▸ **INSTRUCTIONS FOR THE TASK**: Output all of the entries exactly as written.

▸ **TASK DATA**:
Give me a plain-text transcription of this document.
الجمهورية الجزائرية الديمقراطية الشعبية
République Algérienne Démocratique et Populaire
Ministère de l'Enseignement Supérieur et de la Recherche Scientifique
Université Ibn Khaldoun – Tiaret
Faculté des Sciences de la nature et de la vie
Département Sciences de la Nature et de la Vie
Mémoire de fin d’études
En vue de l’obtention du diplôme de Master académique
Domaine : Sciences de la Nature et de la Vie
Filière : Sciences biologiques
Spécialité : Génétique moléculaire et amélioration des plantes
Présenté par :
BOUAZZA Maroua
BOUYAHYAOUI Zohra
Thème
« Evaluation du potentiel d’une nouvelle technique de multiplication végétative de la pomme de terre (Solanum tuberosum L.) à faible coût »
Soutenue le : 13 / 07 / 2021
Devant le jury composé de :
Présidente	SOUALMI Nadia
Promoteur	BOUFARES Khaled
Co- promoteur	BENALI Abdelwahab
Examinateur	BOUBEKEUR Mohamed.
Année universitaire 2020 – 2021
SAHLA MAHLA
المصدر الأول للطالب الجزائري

▸ **COMPLETE OUTPUT**:
Give me a plain-text transcription of this document.
الجمهورية الجزائرية الديمقراطية الشعبية
République Algérienne Démocratique et Populaire
Ministère de l'Enseignement Supérieur et de la Recherche Scientifique
Université Ibn Khaldoun – Tiaret
Faculté des Sciences de la nature et de la vie
Département Sciences de la Nature et de la Vie
Mémoire de fin d’études
En vue de l’obtention du diplôme de Master académique
Domaine : Sciences de la Nature et de la Vie
Filière : Sciences biologiques
Spécialité : Génétique moléculaire et amélioration des plantes
Présenté par :
BOUAZZA Maroua
BOUYAHYAOUI Zohra
Thème
« Evaluation du potentiel d’une nouvelle technique de multiplication végétative de la pomme de terre (Solanum tuberosum L.) à faible coût »
Soutenue le : 13 / 07 / 2021
Devant le jury composé de :
Présidente	SOUALMI Nadia
Promoteur	BOUFARES Khaled
Co- promoteur	BENALI Abdelwahab
Examinateur	BOUBEKEUR Mohamed.
Année universitaire 2020 – 2021
SAHLA MAHLA
المصدر الأول للطالب الجزائري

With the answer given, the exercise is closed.